--- Information provided ---

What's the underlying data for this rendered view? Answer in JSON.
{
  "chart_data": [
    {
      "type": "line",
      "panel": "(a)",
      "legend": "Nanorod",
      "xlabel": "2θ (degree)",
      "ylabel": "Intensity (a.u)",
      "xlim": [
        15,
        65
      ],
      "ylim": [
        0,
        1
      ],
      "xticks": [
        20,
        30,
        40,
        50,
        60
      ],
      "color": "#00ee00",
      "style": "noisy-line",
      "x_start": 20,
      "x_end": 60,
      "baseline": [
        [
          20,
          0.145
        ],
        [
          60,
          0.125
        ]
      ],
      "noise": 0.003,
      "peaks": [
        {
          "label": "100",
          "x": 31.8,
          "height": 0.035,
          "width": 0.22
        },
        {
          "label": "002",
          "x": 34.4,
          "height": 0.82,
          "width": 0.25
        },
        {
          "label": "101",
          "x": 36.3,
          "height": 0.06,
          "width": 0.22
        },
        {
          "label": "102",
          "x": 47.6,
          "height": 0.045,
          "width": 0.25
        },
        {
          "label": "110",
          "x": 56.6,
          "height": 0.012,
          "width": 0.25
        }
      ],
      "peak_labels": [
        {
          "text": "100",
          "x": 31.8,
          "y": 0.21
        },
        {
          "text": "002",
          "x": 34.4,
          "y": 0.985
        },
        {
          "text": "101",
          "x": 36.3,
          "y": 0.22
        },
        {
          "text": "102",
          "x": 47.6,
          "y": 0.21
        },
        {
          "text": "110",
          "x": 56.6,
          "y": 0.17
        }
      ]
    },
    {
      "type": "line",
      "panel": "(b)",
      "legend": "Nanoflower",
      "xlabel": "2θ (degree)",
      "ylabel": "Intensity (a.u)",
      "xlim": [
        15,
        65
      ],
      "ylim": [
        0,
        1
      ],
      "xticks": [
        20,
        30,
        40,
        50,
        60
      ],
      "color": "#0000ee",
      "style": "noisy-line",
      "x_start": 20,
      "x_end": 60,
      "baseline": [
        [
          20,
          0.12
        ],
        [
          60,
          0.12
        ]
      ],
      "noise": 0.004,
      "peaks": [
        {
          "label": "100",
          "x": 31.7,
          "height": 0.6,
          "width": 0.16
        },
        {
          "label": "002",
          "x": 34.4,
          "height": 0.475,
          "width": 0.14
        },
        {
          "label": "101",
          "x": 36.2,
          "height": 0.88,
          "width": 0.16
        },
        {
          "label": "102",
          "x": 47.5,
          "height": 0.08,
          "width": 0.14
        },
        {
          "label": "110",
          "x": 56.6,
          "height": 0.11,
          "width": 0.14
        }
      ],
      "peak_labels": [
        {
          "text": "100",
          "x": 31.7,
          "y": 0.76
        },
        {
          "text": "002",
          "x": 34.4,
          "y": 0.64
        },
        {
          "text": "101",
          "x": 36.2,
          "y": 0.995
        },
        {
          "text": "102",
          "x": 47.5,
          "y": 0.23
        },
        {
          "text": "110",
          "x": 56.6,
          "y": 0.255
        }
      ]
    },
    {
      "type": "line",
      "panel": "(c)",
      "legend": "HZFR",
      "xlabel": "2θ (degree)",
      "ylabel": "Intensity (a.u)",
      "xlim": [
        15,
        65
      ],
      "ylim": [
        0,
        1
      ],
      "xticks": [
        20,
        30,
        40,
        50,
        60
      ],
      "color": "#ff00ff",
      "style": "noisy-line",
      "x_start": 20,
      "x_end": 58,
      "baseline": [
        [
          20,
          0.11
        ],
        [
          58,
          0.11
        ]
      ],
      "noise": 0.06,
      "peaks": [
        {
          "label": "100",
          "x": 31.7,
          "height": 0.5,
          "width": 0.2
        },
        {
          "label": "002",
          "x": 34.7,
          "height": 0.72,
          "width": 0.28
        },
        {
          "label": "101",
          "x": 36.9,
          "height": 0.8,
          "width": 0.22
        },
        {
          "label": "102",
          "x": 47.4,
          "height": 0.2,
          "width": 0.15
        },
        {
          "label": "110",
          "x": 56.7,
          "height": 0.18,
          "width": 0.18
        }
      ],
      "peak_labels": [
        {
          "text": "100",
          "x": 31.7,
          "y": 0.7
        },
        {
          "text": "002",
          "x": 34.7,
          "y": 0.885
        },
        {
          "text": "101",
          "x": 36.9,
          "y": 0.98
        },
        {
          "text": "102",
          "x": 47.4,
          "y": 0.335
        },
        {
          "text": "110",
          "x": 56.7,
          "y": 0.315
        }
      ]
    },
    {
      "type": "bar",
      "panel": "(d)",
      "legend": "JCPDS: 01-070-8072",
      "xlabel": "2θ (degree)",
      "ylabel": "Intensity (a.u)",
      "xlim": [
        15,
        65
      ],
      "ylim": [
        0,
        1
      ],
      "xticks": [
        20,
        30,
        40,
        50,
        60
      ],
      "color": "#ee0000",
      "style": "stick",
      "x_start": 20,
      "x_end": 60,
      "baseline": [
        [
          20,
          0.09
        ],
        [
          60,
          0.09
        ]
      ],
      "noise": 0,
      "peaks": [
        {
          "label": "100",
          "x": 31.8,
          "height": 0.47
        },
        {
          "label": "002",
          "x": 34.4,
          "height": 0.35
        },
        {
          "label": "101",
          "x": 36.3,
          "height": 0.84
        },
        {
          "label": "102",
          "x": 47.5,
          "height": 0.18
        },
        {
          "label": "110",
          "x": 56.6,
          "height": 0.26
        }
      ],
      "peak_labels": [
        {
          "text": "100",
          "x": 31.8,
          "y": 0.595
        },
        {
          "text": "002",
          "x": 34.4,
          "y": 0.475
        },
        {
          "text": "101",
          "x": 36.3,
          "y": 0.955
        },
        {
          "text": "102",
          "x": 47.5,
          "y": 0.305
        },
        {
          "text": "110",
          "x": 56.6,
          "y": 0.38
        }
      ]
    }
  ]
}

---

**The task:**
Above are the records; retype them all without a single difference.

**Output of the exercise:**
What's the underlying data for this rendered view? Answer in JSON.
{
  "chart_data": [
    {
      "type": "line",
      "panel": "(a)",
      "legend": "Nanorod",
      "xlabel": "2θ (degree)",
      "ylabel": "Intensity (a.u)",
      "xlim": [
        15,
        65
      ],
      "ylim": [
        0,
        1
      ],
      "xticks": [
        20,
        30,
        40,
        50,
        60
      ],
      "color": "#00ee00",
      "style": "noisy-line",
      "x_start": 20,
      "x_end": 60,
      "baseline": [
        [
          20,
          0.145
        ],
        [
          60,
          0.125
        ]
      ],
      "noise": 0.003,
      "peaks": [
        {
          "label": "100",
          "x": 31.8,
          "height": 0.035,
          "width": 0.22
        },
        {
          "label": "002",
          "x": 34.4,
          "height": 0.82,
          "width": 0.25
        },
        {
          "label": "101",
          "x": 36.3,
          "height": 0.06,
          "width": 0.22
        },
        {
          "label": "102",
          "x": 47.6,
          "height": 0.045,
          "width": 0.25
        },
        {
          "label": "110",
          "x": 56.6,
          "height": 0.012,
          "width": 0.25
        }
      ],
      "peak_labels": [
        {
          "text": "100",
          "x": 31.8,
          "y": 0.21
        },
        {
          "text": "002",
          "x": 34.4,
          "y": 0.985
        },
        {
          "text": "101",
          "x": 36.3,
          "y": 0.22
        },
        {
          "text": "102",
          "x": 47.6,
          "y": 0.21
        },
        {
          "text": "110",
          "x": 56.6,
          "y": 0.17
        }
      ]
    },
    {
      "type": "line",
      "panel": "(b)",
      "legend": "Nanoflower",
      "xlabel": "2θ (degree)",
      "ylabel": "Intensity (a.u)",
      "xlim": [
        15,
        65
      ],
      "ylim": [
        0,
        1
      ],
      "xticks": [
        20,
        30,
        40,
        50,
        60
      ],
      "color": "#0000ee",
      "style": "noisy-line",
      "x_start": 20,
      "x_end": 60,
      "baseline": [
        [
          20,
          0.12
        ],
        [
          60,
          0.12
        ]
      ],
      "noise": 0.004,
      "peaks": [
        {
          "label": "100",
          "x": 31.7,
          "height": 0.6,
          "width": 0.16
        },
        {
          "label": "002",
          "x": 34.4,
          "height": 0.475,
          "width": 0.14
        },
        {
          "label": "101",
          "x": 36.2,
          "height": 0.88,
          "width": 0.16
        },
        {
          "label": "102",
          "x": 47.5,
          "height": 0.08,
          "width": 0.14
        },
        {
          "label": "110",
          "x": 56.6,
          "height": 0.11,
          "width": 0.14
        }
      ],
      "peak_labels": [
        {
          "text": "100",
          "x": 31.7,
          "y": 0.76
        },
        {
          "text": "002",
          "x": 34.4,
          "y": 0.64
        },
        {
          "text": "101",
          "x": 36.2,
          "y": 0.995
        },
        {
          "text": "102",
          "x": 47.5,
          "y": 0.23
        },
        {
          "text": "110",
          "x": 56.6,
          "y": 0.255
        }
      ]
    },
    {
      "type": "line",
      "panel": "(c)",
      "legend": "HZFR",
      "xlabel": "2θ (degree)",
      "ylabel": "Intensity (a.u)",
      "xlim": [
        15,
        65
      ],
      "ylim": [
        0,
        1
      ],
      "xticks": [
        20,
        30,
        40,
        50,
        60
      ],
      "color": "#ff00ff",
      "style": "noisy-line",
      "x_start": 20,
      "x_end": 58,
      "baseline": [
        [
          20,
          0.11
        ],
        [
          58,
          0.11
        ]
      ],
      "noise": 0.06,
      "peaks": [
        {
          "label": "100",
          "x": 31.7,
          "height": 0.5,
          "width": 0.2
        },
        {
          "label": "002",
          "x": 34.7,
          "height": 0.72,
          "width": 0.28
        },
        {
          "label": "101",
          "x": 36.9,
          "height": 0.8,
          "width": 0.22
        },
        {
          "label": "102",
          "x": 47.4,
          "height": 0.2,
          "width": 0.15
        },
        {
          "label": "110",
          "x": 56.7,
          "height": 0.18,
          "width": 0.18
        }
      ],
      "peak_labels": [
        {
          "text": "100",
          "x": 31.7,
          "y": 0.7
        },
        {
          "text": "002",
          "x": 34.7,
          "y": 0.885
        },
        {
          "text": "101",
          "x": 36.9,
          "y": 0.98
        },
        {
          "text": "102",
          "x": 47.4,
          "y": 0.335
        },
        {
          "text": "110",
          "x": 56.7,
          "y": 0.315
        }
      ]
    },
    {
      "type": "bar",
      "panel": "(d)",
      "legend": "JCPDS: 01-070-8072",
      "xlabel": "2θ (degree)",
      "ylabel": "Intensity (a.u)",
      "xlim": [
        15,
        65
      ],
      "ylim": [
        0,
        1
      ],
      "xticks": [
        20,
        30,
        40,
        50,
        60
      ],
      "color": "#ee0000",
      "style": "stick",
      "x_start": 20,
      "x_end": 60,
      "baseline": [
        [
          20,
          0.09
        ],
        [
          60,
          0.09
        ]
      ],
      "noise": 0,
      "peaks": [
        {
          "label": "100",
          "x": 31.8,
          "height": 0.47
        },
        {
          "label": "002",
          "x": 34.4,
          "height": 0.35
        },
        {
          "label": "101",
          "x": 36.3,
          "height": 0.84
        },
        {
          "label": "102",
          "x": 47.5,
          "height": 0.18
        },
        {
          "label": "110",
          "x": 56.6,
          "height": 0.26
        }
      ],
      "peak_labels": [
        {
          "text": "100",
          "x": 31.8,
          "y": 0.595
        },
        {
          "text": "002",
          "x": 34.4,
          "y": 0.475
        },
        {
          "text": "101",
          "x": 36.3,
          "y": 0.955
        },
        {
          "text": "102",
          "x": 47.5,
          "y": 0.305
        },
        {
          "text": "110",
          "x": 56.6,
          "y": 0.38
        }
      ]
    }
  ]
}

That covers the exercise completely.